### Set problem
From the listing below, extract every line in which the word "EXPENDITURE" appears.

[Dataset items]

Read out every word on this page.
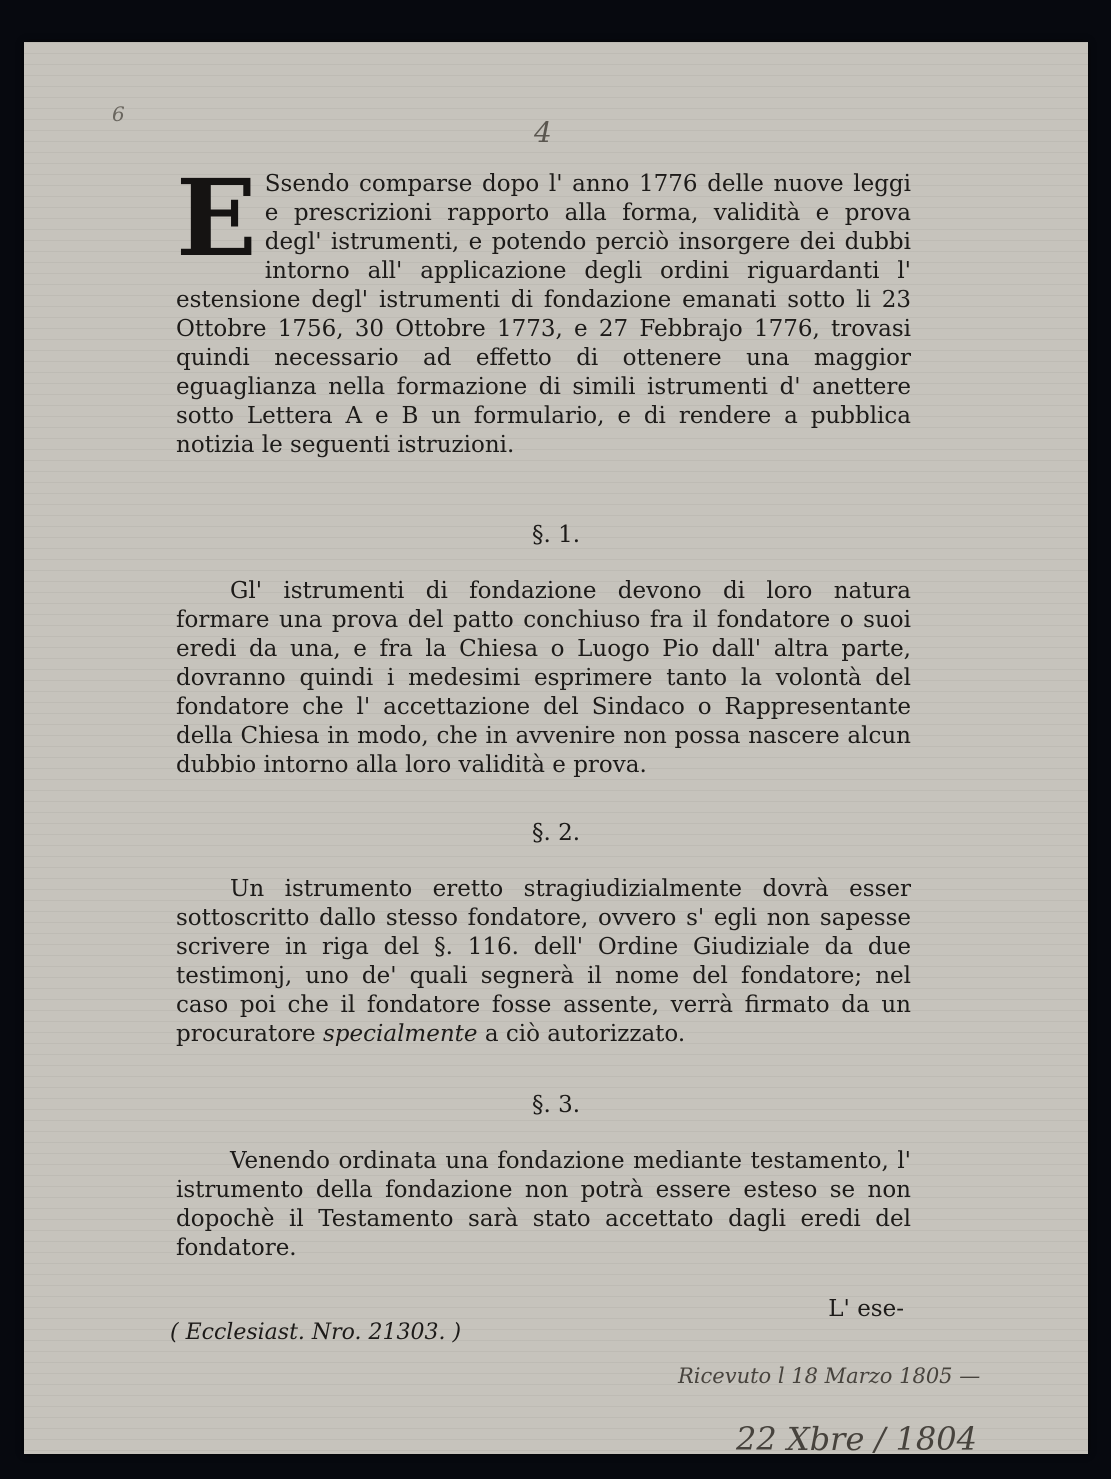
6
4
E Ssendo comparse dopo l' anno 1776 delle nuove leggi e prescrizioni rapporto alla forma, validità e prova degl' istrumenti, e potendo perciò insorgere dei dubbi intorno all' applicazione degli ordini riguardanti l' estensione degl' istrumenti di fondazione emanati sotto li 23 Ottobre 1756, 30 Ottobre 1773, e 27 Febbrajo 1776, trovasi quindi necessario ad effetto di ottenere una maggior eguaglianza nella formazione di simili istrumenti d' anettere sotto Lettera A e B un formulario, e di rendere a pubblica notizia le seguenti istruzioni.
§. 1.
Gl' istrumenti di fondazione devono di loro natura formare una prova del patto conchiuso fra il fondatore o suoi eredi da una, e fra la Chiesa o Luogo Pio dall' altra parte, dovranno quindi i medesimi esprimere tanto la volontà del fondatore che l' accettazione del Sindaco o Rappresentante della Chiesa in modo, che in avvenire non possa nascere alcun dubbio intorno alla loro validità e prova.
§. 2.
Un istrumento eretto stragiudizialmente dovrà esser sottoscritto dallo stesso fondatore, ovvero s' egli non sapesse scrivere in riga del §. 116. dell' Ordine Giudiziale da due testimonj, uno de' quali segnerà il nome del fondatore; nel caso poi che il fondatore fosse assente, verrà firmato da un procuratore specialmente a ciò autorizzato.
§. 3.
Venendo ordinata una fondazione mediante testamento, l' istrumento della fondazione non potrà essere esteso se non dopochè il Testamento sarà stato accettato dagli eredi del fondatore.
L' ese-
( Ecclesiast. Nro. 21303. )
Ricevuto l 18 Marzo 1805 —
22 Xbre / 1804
--
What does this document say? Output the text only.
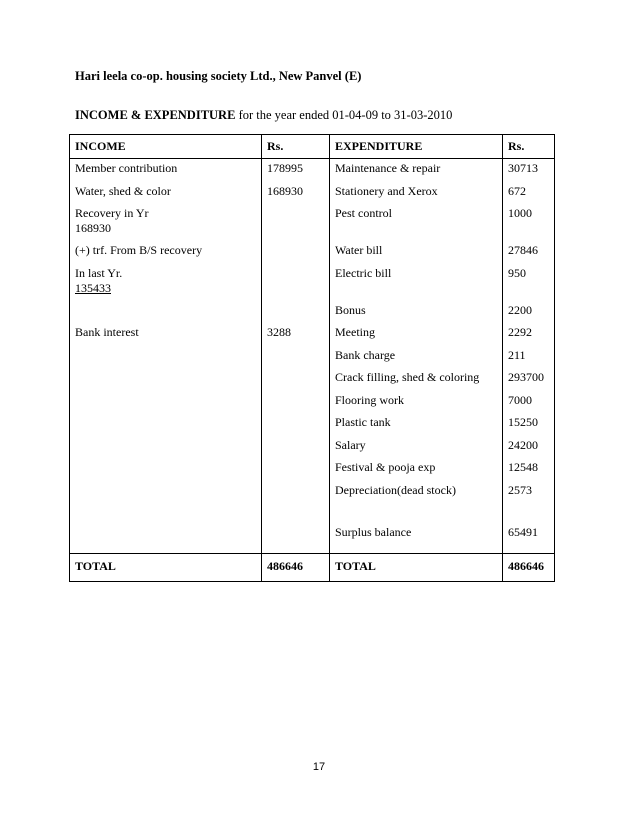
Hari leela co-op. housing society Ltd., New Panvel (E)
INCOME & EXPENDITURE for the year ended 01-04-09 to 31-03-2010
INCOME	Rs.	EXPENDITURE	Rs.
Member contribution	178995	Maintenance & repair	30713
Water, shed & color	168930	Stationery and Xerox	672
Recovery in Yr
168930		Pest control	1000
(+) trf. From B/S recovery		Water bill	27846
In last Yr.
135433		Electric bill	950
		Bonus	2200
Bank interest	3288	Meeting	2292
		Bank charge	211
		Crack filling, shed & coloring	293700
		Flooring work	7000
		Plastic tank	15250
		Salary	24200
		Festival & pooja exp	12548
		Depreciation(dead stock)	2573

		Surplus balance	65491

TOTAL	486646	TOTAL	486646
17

### Reply to the task
INCOME & EXPENDITURE for the year ended 01-04-09 to 31-03-2010
INCOME	Rs.	EXPENDITURE	Rs.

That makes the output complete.